Structured figure records:
::::::::::

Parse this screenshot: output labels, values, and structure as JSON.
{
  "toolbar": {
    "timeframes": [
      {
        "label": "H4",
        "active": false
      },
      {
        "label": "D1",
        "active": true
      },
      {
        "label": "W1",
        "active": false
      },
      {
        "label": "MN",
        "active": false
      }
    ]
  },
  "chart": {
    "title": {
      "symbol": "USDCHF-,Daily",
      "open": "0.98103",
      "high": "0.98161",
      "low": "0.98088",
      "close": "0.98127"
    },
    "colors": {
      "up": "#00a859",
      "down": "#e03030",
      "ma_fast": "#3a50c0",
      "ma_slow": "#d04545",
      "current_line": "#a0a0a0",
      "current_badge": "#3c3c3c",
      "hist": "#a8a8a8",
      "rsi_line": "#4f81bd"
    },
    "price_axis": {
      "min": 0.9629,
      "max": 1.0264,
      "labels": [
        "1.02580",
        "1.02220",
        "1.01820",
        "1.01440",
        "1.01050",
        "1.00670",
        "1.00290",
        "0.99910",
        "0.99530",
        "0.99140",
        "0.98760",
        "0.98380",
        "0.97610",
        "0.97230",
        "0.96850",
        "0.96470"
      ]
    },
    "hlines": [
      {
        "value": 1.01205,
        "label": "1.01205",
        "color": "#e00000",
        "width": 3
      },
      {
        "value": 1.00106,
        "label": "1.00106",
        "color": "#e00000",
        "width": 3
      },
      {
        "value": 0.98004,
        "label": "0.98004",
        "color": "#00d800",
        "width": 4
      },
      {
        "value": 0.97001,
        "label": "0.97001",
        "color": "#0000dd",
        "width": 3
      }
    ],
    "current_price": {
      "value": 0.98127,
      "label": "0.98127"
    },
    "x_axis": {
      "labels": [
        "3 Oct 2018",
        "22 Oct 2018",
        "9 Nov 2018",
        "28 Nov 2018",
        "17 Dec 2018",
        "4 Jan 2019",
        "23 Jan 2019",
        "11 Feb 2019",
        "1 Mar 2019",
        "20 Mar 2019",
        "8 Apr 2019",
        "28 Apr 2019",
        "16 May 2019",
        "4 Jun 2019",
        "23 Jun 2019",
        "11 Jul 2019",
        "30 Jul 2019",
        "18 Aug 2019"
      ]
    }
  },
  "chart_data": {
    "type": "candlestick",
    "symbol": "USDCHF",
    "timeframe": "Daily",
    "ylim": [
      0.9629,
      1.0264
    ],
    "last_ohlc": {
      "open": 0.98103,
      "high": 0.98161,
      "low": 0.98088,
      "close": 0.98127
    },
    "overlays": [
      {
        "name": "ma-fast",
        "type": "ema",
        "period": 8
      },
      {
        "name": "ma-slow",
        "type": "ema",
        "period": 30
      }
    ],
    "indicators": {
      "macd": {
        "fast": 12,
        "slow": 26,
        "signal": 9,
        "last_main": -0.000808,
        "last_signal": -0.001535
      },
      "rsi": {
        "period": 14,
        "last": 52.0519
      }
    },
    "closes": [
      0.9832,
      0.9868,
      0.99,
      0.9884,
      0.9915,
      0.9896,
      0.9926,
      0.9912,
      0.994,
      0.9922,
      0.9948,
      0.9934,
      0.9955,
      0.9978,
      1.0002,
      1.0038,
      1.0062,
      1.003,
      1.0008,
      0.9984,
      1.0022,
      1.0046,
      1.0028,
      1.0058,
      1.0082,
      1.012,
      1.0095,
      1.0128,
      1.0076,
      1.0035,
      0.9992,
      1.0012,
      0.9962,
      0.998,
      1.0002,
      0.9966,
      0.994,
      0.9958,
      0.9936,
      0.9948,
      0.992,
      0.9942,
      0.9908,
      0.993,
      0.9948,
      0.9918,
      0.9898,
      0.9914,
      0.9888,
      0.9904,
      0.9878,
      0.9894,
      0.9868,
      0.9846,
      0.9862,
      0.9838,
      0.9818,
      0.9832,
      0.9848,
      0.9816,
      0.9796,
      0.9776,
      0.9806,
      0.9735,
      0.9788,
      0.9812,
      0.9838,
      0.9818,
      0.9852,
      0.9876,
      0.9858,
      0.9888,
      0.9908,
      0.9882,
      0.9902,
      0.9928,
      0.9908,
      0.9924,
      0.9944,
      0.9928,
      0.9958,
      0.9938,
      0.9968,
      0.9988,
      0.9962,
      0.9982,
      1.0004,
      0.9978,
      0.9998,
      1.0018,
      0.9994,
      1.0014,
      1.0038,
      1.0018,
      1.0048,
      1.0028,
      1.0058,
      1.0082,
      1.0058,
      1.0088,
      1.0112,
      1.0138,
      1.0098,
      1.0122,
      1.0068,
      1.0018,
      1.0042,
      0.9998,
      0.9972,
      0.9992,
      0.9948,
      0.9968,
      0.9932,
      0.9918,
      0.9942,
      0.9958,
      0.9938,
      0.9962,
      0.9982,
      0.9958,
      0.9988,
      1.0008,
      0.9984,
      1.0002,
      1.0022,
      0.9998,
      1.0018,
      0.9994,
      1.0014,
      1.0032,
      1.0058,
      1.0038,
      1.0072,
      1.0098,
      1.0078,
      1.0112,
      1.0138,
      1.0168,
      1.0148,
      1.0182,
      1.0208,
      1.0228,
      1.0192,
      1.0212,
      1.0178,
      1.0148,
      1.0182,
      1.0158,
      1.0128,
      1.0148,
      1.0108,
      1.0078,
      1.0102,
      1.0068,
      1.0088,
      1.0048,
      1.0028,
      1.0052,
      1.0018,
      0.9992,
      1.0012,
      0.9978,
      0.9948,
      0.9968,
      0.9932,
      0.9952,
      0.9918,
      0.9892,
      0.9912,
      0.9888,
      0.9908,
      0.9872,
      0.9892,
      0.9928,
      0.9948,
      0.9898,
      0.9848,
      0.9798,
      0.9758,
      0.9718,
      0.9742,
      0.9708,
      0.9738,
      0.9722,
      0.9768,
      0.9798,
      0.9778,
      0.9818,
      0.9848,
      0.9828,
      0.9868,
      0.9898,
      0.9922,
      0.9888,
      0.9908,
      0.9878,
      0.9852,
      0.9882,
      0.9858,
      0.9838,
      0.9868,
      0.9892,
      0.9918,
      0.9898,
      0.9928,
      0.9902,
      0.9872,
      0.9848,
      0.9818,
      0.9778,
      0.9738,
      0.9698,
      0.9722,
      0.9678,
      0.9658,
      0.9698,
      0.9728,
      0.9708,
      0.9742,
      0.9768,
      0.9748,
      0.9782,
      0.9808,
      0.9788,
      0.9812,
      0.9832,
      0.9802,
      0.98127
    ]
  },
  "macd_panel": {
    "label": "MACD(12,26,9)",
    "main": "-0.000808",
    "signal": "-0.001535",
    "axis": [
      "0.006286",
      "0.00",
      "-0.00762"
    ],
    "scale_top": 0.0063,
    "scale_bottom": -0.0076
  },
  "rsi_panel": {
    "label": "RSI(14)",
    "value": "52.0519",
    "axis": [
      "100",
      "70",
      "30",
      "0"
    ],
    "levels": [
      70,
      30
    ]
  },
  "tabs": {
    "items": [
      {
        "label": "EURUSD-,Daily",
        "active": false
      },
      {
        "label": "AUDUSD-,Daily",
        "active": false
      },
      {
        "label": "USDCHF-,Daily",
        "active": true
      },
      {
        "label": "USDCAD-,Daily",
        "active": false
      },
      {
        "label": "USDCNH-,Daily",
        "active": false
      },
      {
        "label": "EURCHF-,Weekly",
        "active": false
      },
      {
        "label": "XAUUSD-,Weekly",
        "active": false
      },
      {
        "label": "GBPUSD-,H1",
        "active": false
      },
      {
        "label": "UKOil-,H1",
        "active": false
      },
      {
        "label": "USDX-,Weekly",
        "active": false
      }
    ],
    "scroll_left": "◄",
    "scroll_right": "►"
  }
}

::::::::::

* _WHAT IS EXPECTED_
Reproduce the material verbatim, line by line.

* _ANSWER TO THIS TASK_
Parse this screenshot: output labels, values, and structure as JSON.
{
  "toolbar": {
    "timeframes": [
      {
        "label": "H4",
        "active": false
      },
      {
        "label": "D1",
        "active": true
      },
      {
        "label": "W1",
        "active": false
      },
      {
        "label": "MN",
        "active": false
      }
    ]
  },
  "chart": {
    "title": {
      "symbol": "USDCHF-,Daily",
      "open": "0.98103",
      "high": "0.98161",
      "low": "0.98088",
      "close": "0.98127"
    },
    "colors": {
      "up": "#00a859",
      "down": "#e03030",
      "ma_fast": "#3a50c0",
      "ma_slow": "#d04545",
      "current_line": "#a0a0a0",
      "current_badge": "#3c3c3c",
      "hist": "#a8a8a8",
      "rsi_line": "#4f81bd"
    },
    "price_axis": {
      "min": 0.9629,
      "max": 1.0264,
      "labels": [
        "1.02580",
        "1.02220",
        "1.01820",
        "1.01440",
        "1.01050",
        "1.00670",
        "1.00290",
        "0.99910",
        "0.99530",
        "0.99140",
        "0.98760",
        "0.98380",
        "0.97610",
        "0.97230",
        "0.96850",
        "0.96470"
      ]
    },
    "hlines": [
      {
        "value": 1.01205,
        "label": "1.01205",
        "color": "#e00000",
        "width": 3
      },
      {
        "value": 1.00106,
        "label": "1.00106",
        "color": "#e00000",
        "width": 3
      },
      {
        "value": 0.98004,
        "label": "0.98004",
        "color": "#00d800",
        "width": 4
      },
      {
        "value": 0.97001,
        "label": "0.97001",
        "color": "#0000dd",
        "width": 3
      }
    ],
    "current_price": {
      "value": 0.98127,
      "label": "0.98127"
    },
    "x_axis": {
      "labels": [
        "3 Oct 2018",
        "22 Oct 2018",
        "9 Nov 2018",
        "28 Nov 2018",
        "17 Dec 2018",
        "4 Jan 2019",
        "23 Jan 2019",
        "11 Feb 2019",
        "1 Mar 2019",
        "20 Mar 2019",
        "8 Apr 2019",
        "28 Apr 2019",
        "16 May 2019",
        "4 Jun 2019",
        "23 Jun 2019",
        "11 Jul 2019",
        "30 Jul 2019",
        "18 Aug 2019"
      ]
    }
  },
  "chart_data": {
    "type": "candlestick",
    "symbol": "USDCHF",
    "timeframe": "Daily",
    "ylim": [
      0.9629,
      1.0264
    ],
    "last_ohlc": {
      "open": 0.98103,
      "high": 0.98161,
      "low": 0.98088,
      "close": 0.98127
    },
    "overlays": [
      {
        "name": "ma-fast",
        "type": "ema",
        "period": 8
      },
      {
        "name": "ma-slow",
        "type": "ema",
        "period": 30
      }
    ],
    "indicators": {
      "macd": {
        "fast": 12,
        "slow": 26,
        "signal": 9,
        "last_main": -0.000808,
        "last_signal": -0.001535
      },
      "rsi": {
        "period": 14,
        "last": 52.0519
      }
    },
    "closes": [
      0.9832,
      0.9868,
      0.99,
      0.9884,
      0.9915,
      0.9896,
      0.9926,
      0.9912,
      0.994,
      0.9922,
      0.9948,
      0.9934,
      0.9955,
      0.9978,
      1.0002,
      1.0038,
      1.0062,
      1.003,
      1.0008,
      0.9984,
      1.0022,
      1.0046,
      1.0028,
      1.0058,
      1.0082,
      1.012,
      1.0095,
      1.0128,
      1.0076,
      1.0035,
      0.9992,
      1.0012,
      0.9962,
      0.998,
      1.0002,
      0.9966,
      0.994,
      0.9958,
      0.9936,
      0.9948,
      0.992,
      0.9942,
      0.9908,
      0.993,
      0.9948,
      0.9918,
      0.9898,
      0.9914,
      0.9888,
      0.9904,
      0.9878,
      0.9894,
      0.9868,
      0.9846,
      0.9862,
      0.9838,
      0.9818,
      0.9832,
      0.9848,
      0.9816,
      0.9796,
      0.9776,
      0.9806,
      0.9735,
      0.9788,
      0.9812,
      0.9838,
      0.9818,
      0.9852,
      0.9876,
      0.9858,
      0.9888,
      0.9908,
      0.9882,
      0.9902,
      0.9928,
      0.9908,
      0.9924,
      0.9944,
      0.9928,
      0.9958,
      0.9938,
      0.9968,
      0.9988,
      0.9962,
      0.9982,
      1.0004,
      0.9978,
      0.9998,
      1.0018,
      0.9994,
      1.0014,
      1.0038,
      1.0018,
      1.0048,
      1.0028,
      1.0058,
      1.0082,
      1.0058,
      1.0088,
      1.0112,
      1.0138,
      1.0098,
      1.0122,
      1.0068,
      1.0018,
      1.0042,
      0.9998,
      0.9972,
      0.9992,
      0.9948,
      0.9968,
      0.9932,
      0.9918,
      0.9942,
      0.9958,
      0.9938,
      0.9962,
      0.9982,
      0.9958,
      0.9988,
      1.0008,
      0.9984,
      1.0002,
      1.0022,
      0.9998,
      1.0018,
      0.9994,
      1.0014,
      1.0032,
      1.0058,
      1.0038,
      1.0072,
      1.0098,
      1.0078,
      1.0112,
      1.0138,
      1.0168,
      1.0148,
      1.0182,
      1.0208,
      1.0228,
      1.0192,
      1.0212,
      1.0178,
      1.0148,
      1.0182,
      1.0158,
      1.0128,
      1.0148,
      1.0108,
      1.0078,
      1.0102,
      1.0068,
      1.0088,
      1.0048,
      1.0028,
      1.0052,
      1.0018,
      0.9992,
      1.0012,
      0.9978,
      0.9948,
      0.9968,
      0.9932,
      0.9952,
      0.9918,
      0.9892,
      0.9912,
      0.9888,
      0.9908,
      0.9872,
      0.9892,
      0.9928,
      0.9948,
      0.9898,
      0.9848,
      0.9798,
      0.9758,
      0.9718,
      0.9742,
      0.9708,
      0.9738,
      0.9722,
      0.9768,
      0.9798,
      0.9778,
      0.9818,
      0.9848,
      0.9828,
      0.9868,
      0.9898,
      0.9922,
      0.9888,
      0.9908,
      0.9878,
      0.9852,
      0.9882,
      0.9858,
      0.9838,
      0.9868,
      0.9892,
      0.9918,
      0.9898,
      0.9928,
      0.9902,
      0.9872,
      0.9848,
      0.9818,
      0.9778,
      0.9738,
      0.9698,
      0.9722,
      0.9678,
      0.9658,
      0.9698,
      0.9728,
      0.9708,
      0.9742,
      0.9768,
      0.9748,
      0.9782,
      0.9808,
      0.9788,
      0.9812,
      0.9832,
      0.9802,
      0.98127
    ]
  },
  "macd_panel": {
    "label": "MACD(12,26,9)",
    "main": "-0.000808",
    "signal": "-0.001535",
    "axis": [
      "0.006286",
      "0.00",
      "-0.00762"
    ],
    "scale_top": 0.0063,
    "scale_bottom": -0.0076
  },
  "rsi_panel": {
    "label": "RSI(14)",
    "value": "52.0519",
    "axis": [
      "100",
      "70",
      "30",
      "0"
    ],
    "levels": [
      70,
      30
    ]
  },
  "tabs": {
    "items": [
      {
        "label": "EURUSD-,Daily",
        "active": false
      },
      {
        "label": "AUDUSD-,Daily",
        "active": false
      },
      {
        "label": "USDCHF-,Daily",
        "active": true
      },
      {
        "label": "USDCAD-,Daily",
        "active": false
      },
      {
        "label": "USDCNH-,Daily",
        "active": false
      },
      {
        "label": "EURCHF-,Weekly",
        "active": false
      },
      {
        "label": "XAUUSD-,Weekly",
        "active": false
      },
      {
        "label": "GBPUSD-,H1",
        "active": false
      },
      {
        "label": "UKOil-,H1",
        "active": false
      },
      {
        "label": "USDX-,Weekly",
        "active": false
      }
    ],
    "scroll_left": "◄",
    "scroll_right": "►"
  }
}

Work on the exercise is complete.